GOAL OF THE EXERCISE —
Reproduce each line of the material below verbatim, from top to bottom.

MATERIAL —
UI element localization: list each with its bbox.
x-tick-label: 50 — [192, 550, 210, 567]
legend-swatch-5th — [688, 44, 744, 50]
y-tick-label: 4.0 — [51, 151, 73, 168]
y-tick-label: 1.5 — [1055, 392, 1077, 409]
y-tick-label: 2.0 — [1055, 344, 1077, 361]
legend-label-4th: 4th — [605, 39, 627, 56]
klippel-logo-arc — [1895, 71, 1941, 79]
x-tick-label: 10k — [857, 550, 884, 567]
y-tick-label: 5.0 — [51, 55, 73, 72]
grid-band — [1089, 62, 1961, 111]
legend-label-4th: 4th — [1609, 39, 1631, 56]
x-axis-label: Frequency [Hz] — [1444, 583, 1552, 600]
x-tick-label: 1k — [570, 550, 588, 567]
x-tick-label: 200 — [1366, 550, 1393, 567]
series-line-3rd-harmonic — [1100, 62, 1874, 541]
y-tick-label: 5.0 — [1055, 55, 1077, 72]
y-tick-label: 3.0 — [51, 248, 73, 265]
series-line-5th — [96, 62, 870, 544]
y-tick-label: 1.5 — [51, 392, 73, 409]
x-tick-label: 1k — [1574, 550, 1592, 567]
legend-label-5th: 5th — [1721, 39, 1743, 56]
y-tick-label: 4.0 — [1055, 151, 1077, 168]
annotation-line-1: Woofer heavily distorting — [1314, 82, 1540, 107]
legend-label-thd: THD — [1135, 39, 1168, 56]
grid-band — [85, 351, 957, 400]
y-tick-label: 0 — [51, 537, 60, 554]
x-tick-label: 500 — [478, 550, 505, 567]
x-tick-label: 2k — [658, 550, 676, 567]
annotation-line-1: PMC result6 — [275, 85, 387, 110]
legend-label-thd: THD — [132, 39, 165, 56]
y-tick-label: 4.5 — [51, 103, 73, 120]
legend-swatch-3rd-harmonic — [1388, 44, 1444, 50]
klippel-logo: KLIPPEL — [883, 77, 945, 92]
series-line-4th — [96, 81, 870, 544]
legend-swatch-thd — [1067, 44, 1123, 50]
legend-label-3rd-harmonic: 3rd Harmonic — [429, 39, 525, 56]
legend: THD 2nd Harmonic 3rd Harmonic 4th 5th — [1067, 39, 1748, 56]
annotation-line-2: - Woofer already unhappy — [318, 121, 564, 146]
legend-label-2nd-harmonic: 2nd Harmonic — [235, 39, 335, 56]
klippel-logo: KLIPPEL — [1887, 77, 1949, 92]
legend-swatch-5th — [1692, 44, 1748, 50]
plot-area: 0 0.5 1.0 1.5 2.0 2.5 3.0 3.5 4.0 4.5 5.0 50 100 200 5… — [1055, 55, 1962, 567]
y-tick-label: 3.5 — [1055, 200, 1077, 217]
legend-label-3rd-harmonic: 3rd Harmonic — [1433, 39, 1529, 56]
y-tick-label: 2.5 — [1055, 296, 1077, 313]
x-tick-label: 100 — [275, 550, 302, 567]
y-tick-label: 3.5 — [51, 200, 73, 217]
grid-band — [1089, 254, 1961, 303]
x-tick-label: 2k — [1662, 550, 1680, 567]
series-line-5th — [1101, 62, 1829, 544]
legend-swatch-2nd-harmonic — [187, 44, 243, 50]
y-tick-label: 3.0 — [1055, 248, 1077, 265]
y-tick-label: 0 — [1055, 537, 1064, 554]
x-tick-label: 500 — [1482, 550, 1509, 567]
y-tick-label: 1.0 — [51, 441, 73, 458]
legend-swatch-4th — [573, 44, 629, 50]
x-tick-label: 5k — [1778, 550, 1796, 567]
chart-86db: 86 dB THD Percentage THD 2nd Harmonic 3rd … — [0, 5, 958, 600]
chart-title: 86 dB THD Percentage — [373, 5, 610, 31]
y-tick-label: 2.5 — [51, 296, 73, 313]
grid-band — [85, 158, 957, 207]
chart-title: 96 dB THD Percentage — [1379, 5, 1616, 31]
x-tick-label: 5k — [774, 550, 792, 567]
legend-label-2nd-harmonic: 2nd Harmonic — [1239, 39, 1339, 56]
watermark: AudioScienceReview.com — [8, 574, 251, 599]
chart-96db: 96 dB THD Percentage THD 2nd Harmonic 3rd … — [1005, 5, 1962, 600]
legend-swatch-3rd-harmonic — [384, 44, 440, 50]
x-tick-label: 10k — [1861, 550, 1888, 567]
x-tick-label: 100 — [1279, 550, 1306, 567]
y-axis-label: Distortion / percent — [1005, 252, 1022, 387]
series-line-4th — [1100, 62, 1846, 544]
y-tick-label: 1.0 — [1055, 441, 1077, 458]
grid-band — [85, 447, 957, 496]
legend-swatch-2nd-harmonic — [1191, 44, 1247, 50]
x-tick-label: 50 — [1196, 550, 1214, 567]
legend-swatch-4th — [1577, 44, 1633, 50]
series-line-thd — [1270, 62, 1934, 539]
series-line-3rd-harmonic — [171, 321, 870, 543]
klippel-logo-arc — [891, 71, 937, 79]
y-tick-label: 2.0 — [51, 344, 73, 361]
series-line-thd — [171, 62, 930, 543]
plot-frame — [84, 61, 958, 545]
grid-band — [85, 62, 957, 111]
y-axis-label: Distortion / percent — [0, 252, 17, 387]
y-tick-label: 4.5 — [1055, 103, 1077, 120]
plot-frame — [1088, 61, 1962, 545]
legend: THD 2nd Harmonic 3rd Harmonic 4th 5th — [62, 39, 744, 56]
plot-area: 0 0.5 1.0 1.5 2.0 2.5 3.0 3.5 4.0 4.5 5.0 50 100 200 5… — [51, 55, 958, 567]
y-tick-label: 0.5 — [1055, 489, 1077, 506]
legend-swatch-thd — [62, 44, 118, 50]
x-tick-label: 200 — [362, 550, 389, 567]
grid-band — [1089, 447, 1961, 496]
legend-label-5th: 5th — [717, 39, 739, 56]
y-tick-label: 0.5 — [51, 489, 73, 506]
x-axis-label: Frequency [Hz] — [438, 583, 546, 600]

WRITTEN SOLUTION —
UI element localization: list each with its bbox.
x-tick-label: 50 — [192, 550, 210, 567]
legend-swatch-5th — [688, 44, 744, 50]
y-tick-label: 4.0 — [51, 151, 73, 168]
y-tick-label: 1.5 — [1055, 392, 1077, 409]
y-tick-label: 2.0 — [1055, 344, 1077, 361]
legend-label-4th: 4th — [605, 39, 627, 56]
klippel-logo-arc — [1895, 71, 1941, 79]
x-tick-label: 10k — [857, 550, 884, 567]
y-tick-label: 5.0 — [51, 55, 73, 72]
grid-band — [1089, 62, 1961, 111]
legend-label-4th: 4th — [1609, 39, 1631, 56]
x-axis-label: Frequency [Hz] — [1444, 583, 1552, 600]
x-tick-label: 1k — [570, 550, 588, 567]
x-tick-label: 200 — [1366, 550, 1393, 567]
series-line-3rd-harmonic — [1100, 62, 1874, 541]
y-tick-label: 5.0 — [1055, 55, 1077, 72]
y-tick-label: 3.0 — [51, 248, 73, 265]
series-line-5th — [96, 62, 870, 544]
y-tick-label: 1.5 — [51, 392, 73, 409]
x-tick-label: 1k — [1574, 550, 1592, 567]
legend-label-5th: 5th — [1721, 39, 1743, 56]
y-tick-label: 4.0 — [1055, 151, 1077, 168]
annotation-line-1: Woofer heavily distorting — [1314, 82, 1540, 107]
legend-label-thd: THD — [1135, 39, 1168, 56]
grid-band — [85, 351, 957, 400]
y-tick-label: 0 — [51, 537, 60, 554]
x-tick-label: 500 — [478, 550, 505, 567]
x-tick-label: 2k — [658, 550, 676, 567]
annotation-line-1: PMC result6 — [275, 85, 387, 110]
legend-label-thd: THD — [132, 39, 165, 56]
y-tick-label: 4.5 — [51, 103, 73, 120]
legend-swatch-3rd-harmonic — [1388, 44, 1444, 50]
klippel-logo: KLIPPEL — [883, 77, 945, 92]
series-line-4th — [96, 81, 870, 544]
legend-swatch-thd — [1067, 44, 1123, 50]
legend-label-3rd-harmonic: 3rd Harmonic — [429, 39, 525, 56]
legend: THD 2nd Harmonic 3rd Harmonic 4th 5th — [1067, 39, 1748, 56]
annotation-line-2: - Woofer already unhappy — [318, 121, 564, 146]
legend-label-2nd-harmonic: 2nd Harmonic — [235, 39, 335, 56]
klippel-logo: KLIPPEL — [1887, 77, 1949, 92]
legend-swatch-5th — [1692, 44, 1748, 50]
plot-area: 0 0.5 1.0 1.5 2.0 2.5 3.0 3.5 4.0 4.5 5.0 50 100 200 5… — [1055, 55, 1962, 567]
y-tick-label: 3.5 — [1055, 200, 1077, 217]
legend-label-3rd-harmonic: 3rd Harmonic — [1433, 39, 1529, 56]
y-tick-label: 2.5 — [1055, 296, 1077, 313]
x-tick-label: 100 — [275, 550, 302, 567]
y-tick-label: 3.5 — [51, 200, 73, 217]
grid-band — [1089, 254, 1961, 303]
x-tick-label: 2k — [1662, 550, 1680, 567]
series-line-5th — [1101, 62, 1829, 544]
legend-swatch-2nd-harmonic — [187, 44, 243, 50]
y-tick-label: 3.0 — [1055, 248, 1077, 265]
y-tick-label: 0 — [1055, 537, 1064, 554]
x-tick-label: 500 — [1482, 550, 1509, 567]
y-tick-label: 1.0 — [51, 441, 73, 458]
legend-swatch-4th — [573, 44, 629, 50]
x-tick-label: 5k — [1778, 550, 1796, 567]
chart-86db: 86 dB THD Percentage THD 2nd Harmonic 3rd … — [0, 5, 958, 600]
chart-title: 86 dB THD Percentage — [373, 5, 610, 31]
y-tick-label: 2.5 — [51, 296, 73, 313]
grid-band — [85, 158, 957, 207]
chart-title: 96 dB THD Percentage — [1379, 5, 1616, 31]
x-tick-label: 5k — [774, 550, 792, 567]
legend-label-2nd-harmonic: 2nd Harmonic — [1239, 39, 1339, 56]
watermark: AudioScienceReview.com — [8, 574, 251, 599]
chart-96db: 96 dB THD Percentage THD 2nd Harmonic 3rd … — [1005, 5, 1962, 600]
legend-swatch-3rd-harmonic — [384, 44, 440, 50]
x-tick-label: 10k — [1861, 550, 1888, 567]
x-tick-label: 100 — [1279, 550, 1306, 567]
y-axis-label: Distortion / percent — [1005, 252, 1022, 387]
series-line-4th — [1100, 62, 1846, 544]
y-tick-label: 1.0 — [1055, 441, 1077, 458]
grid-band — [85, 447, 957, 496]
legend-swatch-2nd-harmonic — [1191, 44, 1247, 50]
x-tick-label: 50 — [1196, 550, 1214, 567]
legend-swatch-4th — [1577, 44, 1633, 50]
series-line-thd — [1270, 62, 1934, 539]
series-line-3rd-harmonic — [171, 321, 870, 543]
klippel-logo-arc — [891, 71, 937, 79]
y-tick-label: 2.0 — [51, 344, 73, 361]
series-line-thd — [171, 62, 930, 543]
plot-frame — [84, 61, 958, 545]
grid-band — [85, 62, 957, 111]
y-axis-label: Distortion / percent — [0, 252, 17, 387]
y-tick-label: 4.5 — [1055, 103, 1077, 120]
plot-frame — [1088, 61, 1962, 545]
legend: THD 2nd Harmonic 3rd Harmonic 4th 5th — [62, 39, 744, 56]
plot-area: 0 0.5 1.0 1.5 2.0 2.5 3.0 3.5 4.0 4.5 5.0 50 100 200 5… — [51, 55, 958, 567]
y-tick-label: 0.5 — [1055, 489, 1077, 506]
legend-swatch-thd — [62, 44, 118, 50]
x-tick-label: 200 — [362, 550, 389, 567]
grid-band — [1089, 447, 1961, 496]
legend-label-5th: 5th — [717, 39, 739, 56]
y-tick-label: 0.5 — [51, 489, 73, 506]
x-axis-label: Frequency [Hz] — [438, 583, 546, 600]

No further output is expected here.